● What you are asked to do
Every entry below should be repeated exactly; the pictures should not.

● Data provided
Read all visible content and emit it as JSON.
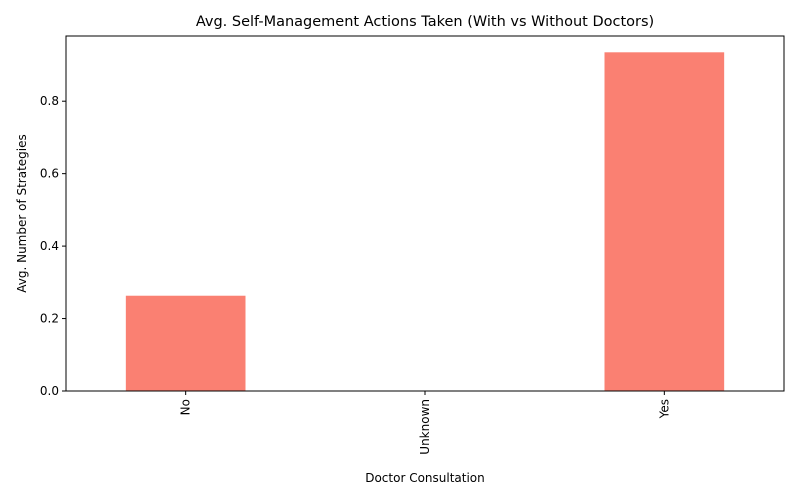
{
  "chart_data": {
    "type": "bar",
    "title": "Avg. Self-Management Actions Taken (With vs Without Doctors)",
    "xlabel": "Doctor Consultation",
    "ylabel": "Avg. Number of Strategies",
    "categories": [
      "No",
      "Unknown",
      "Yes"
    ],
    "values": [
      0.263,
      0,
      0.935
    ],
    "ylim": [
      0,
      0.98
    ],
    "yticks": [
      0.0,
      0.2,
      0.4,
      0.6,
      0.8
    ],
    "ytick_labels": [
      "0.0",
      "0.2",
      "0.4",
      "0.6",
      "0.8"
    ],
    "bar_color": "#fa8072",
    "xtick_rotation": "vertical",
    "grid": false,
    "legend": "none"
  }
}
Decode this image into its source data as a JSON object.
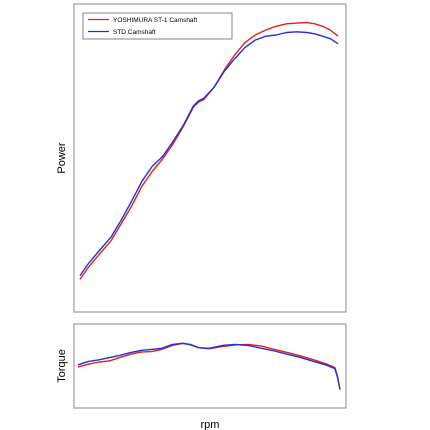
{
  "chart_data": [
    {
      "type": "line",
      "panel": "power",
      "ylabel": "Power",
      "xlabel": "",
      "xlim": [
        0,
        100
      ],
      "ylim": [
        0,
        100
      ],
      "grid": false,
      "legend_position": "top-left",
      "series": [
        {
          "name": "YOSHIMURA ST-1 Camshaft",
          "color": "#e0201b",
          "x": [
            0,
            3,
            7,
            12,
            16,
            20,
            24,
            28,
            32,
            36,
            40,
            42,
            44,
            46,
            48,
            52,
            56,
            60,
            64,
            68,
            72,
            76,
            80,
            84,
            88,
            91,
            94,
            97,
            100
          ],
          "y": [
            1.5,
            6,
            11,
            17,
            24,
            31,
            39,
            45,
            50,
            56,
            63,
            67,
            71,
            73,
            74,
            79,
            86,
            92,
            97,
            100,
            102,
            103.5,
            104.5,
            104.8,
            105,
            104.5,
            103.5,
            102,
            99.5
          ]
        },
        {
          "name": "STD Camshaft",
          "color": "#2430d8",
          "x": [
            0,
            3,
            7,
            12,
            16,
            20,
            24,
            28,
            32,
            36,
            40,
            42,
            44,
            46,
            48,
            52,
            56,
            60,
            64,
            68,
            72,
            76,
            80,
            84,
            88,
            91,
            94,
            97,
            100
          ],
          "y": [
            3,
            7.5,
            12.5,
            18.5,
            25.5,
            33,
            41,
            47,
            51,
            57,
            63.5,
            67.5,
            71.5,
            73.5,
            74.5,
            79,
            85.5,
            90.5,
            95,
            98,
            99.5,
            100,
            101,
            101.3,
            101,
            100.5,
            99.5,
            98.5,
            96.5
          ]
        }
      ]
    },
    {
      "type": "line",
      "panel": "torque",
      "ylabel": "Torque",
      "xlabel": "rpm",
      "xlim": [
        0,
        100
      ],
      "ylim": [
        0,
        100
      ],
      "grid": false,
      "series": [
        {
          "name": "YOSHIMURA ST-1 Camshaft",
          "color": "#e0201b",
          "x": [
            0,
            4,
            8,
            12,
            16,
            20,
            24,
            28,
            32,
            36,
            40,
            43,
            46,
            50,
            55,
            60,
            65,
            70,
            75,
            80,
            85,
            90,
            95,
            98,
            99,
            100
          ],
          "y": [
            31,
            36,
            40,
            42,
            48,
            54,
            58,
            59,
            63,
            70,
            74,
            72,
            66,
            64,
            68,
            71,
            72,
            69,
            63,
            57,
            51,
            44,
            36,
            30,
            15,
            -10
          ]
        },
        {
          "name": "STD Camshaft",
          "color": "#2430d8",
          "x": [
            0,
            4,
            8,
            12,
            16,
            20,
            24,
            28,
            32,
            36,
            40,
            43,
            46,
            50,
            55,
            60,
            65,
            70,
            75,
            80,
            85,
            90,
            95,
            98,
            99,
            100
          ],
          "y": [
            35,
            41,
            44,
            48,
            52,
            57,
            61,
            63,
            65,
            72,
            74,
            71,
            66,
            65,
            70,
            72,
            70,
            65,
            60,
            54,
            48,
            41,
            34,
            28,
            13,
            -10
          ]
        }
      ]
    }
  ]
}
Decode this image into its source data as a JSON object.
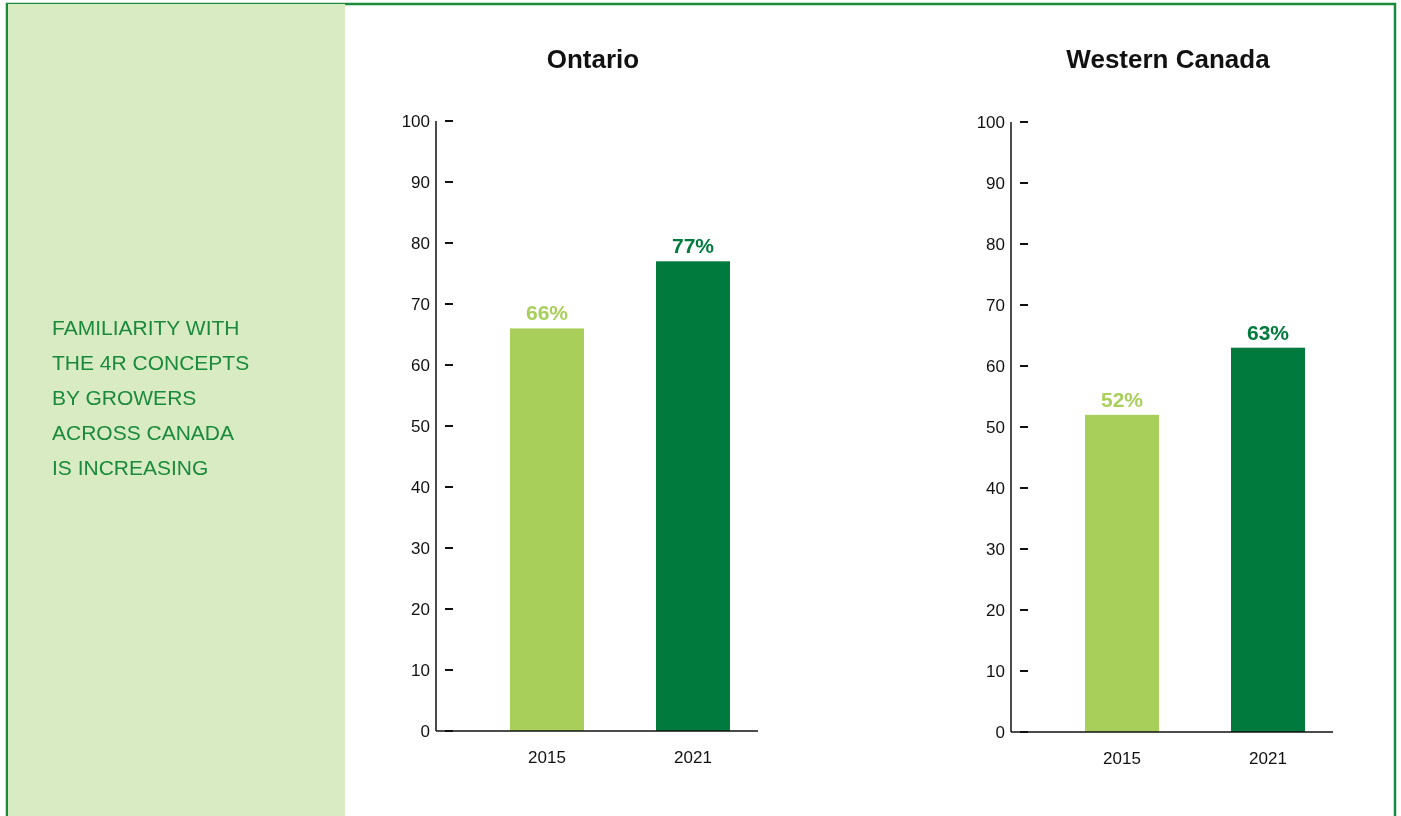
{
  "chart_data": [
    {
      "type": "other",
      "title": "FAMILIARITY WITH THE 4R CONCEPTS BY GROWERS ACROSS CANADA IS INCREASING"
    },
    {
      "type": "bar",
      "title": "Ontario",
      "categories": [
        "2015",
        "2021"
      ],
      "values": [
        66,
        77
      ],
      "colors": [
        "#a8cf5a",
        "#007a3d"
      ],
      "value_labels": [
        "66%",
        "77%"
      ],
      "ylim": [
        0,
        100
      ],
      "yticks": [
        0,
        10,
        20,
        30,
        40,
        50,
        60,
        70,
        80,
        90,
        100
      ],
      "grid": false
    },
    {
      "type": "bar",
      "title": "Western Canada",
      "categories": [
        "2015",
        "2021"
      ],
      "values": [
        52,
        63
      ],
      "colors": [
        "#a8cf5a",
        "#007a3d"
      ],
      "value_labels": [
        "52%",
        "63%"
      ],
      "ylim": [
        0,
        100
      ],
      "yticks": [
        0,
        10,
        20,
        30,
        40,
        50,
        60,
        70,
        80,
        90,
        100
      ],
      "grid": false
    }
  ]
}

● Exercise output
Read all visible content and emit it as JSON.
{
  "chart_data": {
    "type": "bar",
    "title": "Avg. Self-Management Actions Taken (With vs Without Doctors)",
    "xlabel": "Doctor Consultation",
    "ylabel": "Avg. Number of Strategies",
    "categories": [
      "No",
      "Unknown",
      "Yes"
    ],
    "values": [
      0.263,
      0,
      0.935
    ],
    "ylim": [
      0,
      0.98
    ],
    "yticks": [
      0.0,
      0.2,
      0.4,
      0.6,
      0.8
    ],
    "ytick_labels": [
      "0.0",
      "0.2",
      "0.4",
      "0.6",
      "0.8"
    ],
    "bar_color": "#fa8072",
    "xtick_rotation": "vertical",
    "grid": false,
    "legend": "none"
  }
}
Decode this image into its source data as a JSON object.
{
  "chart_data": [
    {
      "type": "line",
      "panel": "power",
      "ylabel": "Power",
      "xlabel": "",
      "xlim": [
        0,
        100
      ],
      "ylim": [
        0,
        100
      ],
      "grid": false,
      "legend_position": "top-left",
      "series": [
        {
          "name": "YOSHIMURA ST-1 Camshaft",
          "color": "#e0201b",
          "x": [
            0,
            3,
            7,
            12,
            16,
            20,
            24,
            28,
            32,
            36,
            40,
            42,
            44,
            46,
            48,
            52,
            56,
            60,
            64,
            68,
            72,
            76,
            80,
            84,
            88,
            91,
            94,
            97,
            100
          ],
          "y": [
            1.5,
            6,
            11,
            17,
            24,
            31,
            39,
            45,
            50,
            56,
            63,
            67,
            71,
            73,
            74,
            79,
            86,
            92,
            97,
            100,
            102,
            103.5,
            104.5,
            104.8,
            105,
            104.5,
            103.5,
            102,
            99.5
          ]
        },
        {
          "name": "STD Camshaft",
          "color": "#2430d8",
          "x": [
            0,
            3,
            7,
            12,
            16,
            20,
            24,
            28,
            32,
            36,
            40,
            42,
            44,
            46,
            48,
            52,
            56,
            60,
            64,
            68,
            72,
            76,
            80,
            84,
            88,
            91,
            94,
            97,
            100
          ],
          "y": [
            3,
            7.5,
            12.5,
            18.5,
            25.5,
            33,
            41,
            47,
            51,
            57,
            63.5,
            67.5,
            71.5,
            73.5,
            74.5,
            79,
            85.5,
            90.5,
            95,
            98,
            99.5,
            100,
            101,
            101.3,
            101,
            100.5,
            99.5,
            98.5,
            96.5
          ]
        }
      ]
    },
    {
      "type": "line",
      "panel": "torque",
      "ylabel": "Torque",
      "xlabel": "rpm",
      "xlim": [
        0,
        100
      ],
      "ylim": [
        0,
        100
      ],
      "grid": false,
      "series": [
        {
          "name": "YOSHIMURA ST-1 Camshaft",
          "color": "#e0201b",
          "x": [
            0,
            4,
            8,
            12,
            16,
            20,
            24,
            28,
            32,
            36,
            40,
            43,
            46,
            50,
            55,
            60,
            65,
            70,
            75,
            80,
            85,
            90,
            95,
            98,
            99,
            100
          ],
          "y": [
            31,
            36,
            40,
            42,
            48,
            54,
            58,
            59,
            63,
            70,
            74,
            72,
            66,
            64,
            68,
            71,
            72,
            69,
            63,
            57,
            51,
            44,
            36,
            30,
            15,
            -10
          ]
        },
        {
          "name": "STD Camshaft",
          "color": "#2430d8",
          "x": [
            0,
            4,
            8,
            12,
            16,
            20,
            24,
            28,
            32,
            36,
            40,
            43,
            46,
            50,
            55,
            60,
            65,
            70,
            75,
            80,
            85,
            90,
            95,
            98,
            99,
            100
          ],
          "y": [
            35,
            41,
            44,
            48,
            52,
            57,
            61,
            63,
            65,
            72,
            74,
            71,
            66,
            65,
            70,
            72,
            70,
            65,
            60,
            54,
            48,
            41,
            34,
            28,
            13,
            -10
          ]
        }
      ]
    }
  ]
}
Decode this image into its source data as a JSON object.
{
  "chart_data": [
    {
      "type": "other",
      "title": "FAMILIARITY WITH THE 4R CONCEPTS BY GROWERS ACROSS CANADA IS INCREASING"
    },
    {
      "type": "bar",
      "title": "Ontario",
      "categories": [
        "2015",
        "2021"
      ],
      "values": [
        66,
        77
      ],
      "colors": [
        "#a8cf5a",
        "#007a3d"
      ],
      "value_labels": [
        "66%",
        "77%"
      ],
      "ylim": [
        0,
        100
      ],
      "yticks": [
        0,
        10,
        20,
        30,
        40,
        50,
        60,
        70,
        80,
        90,
        100
      ],
      "grid": false
    },
    {
      "type": "bar",
      "title": "Western Canada",
      "categories": [
        "2015",
        "2021"
      ],
      "values": [
        52,
        63
      ],
      "colors": [
        "#a8cf5a",
        "#007a3d"
      ],
      "value_labels": [
        "52%",
        "63%"
      ],
      "ylim": [
        0,
        100
      ],
      "yticks": [
        0,
        10,
        20,
        30,
        40,
        50,
        60,
        70,
        80,
        90,
        100
      ],
      "grid": false
    }
  ]
}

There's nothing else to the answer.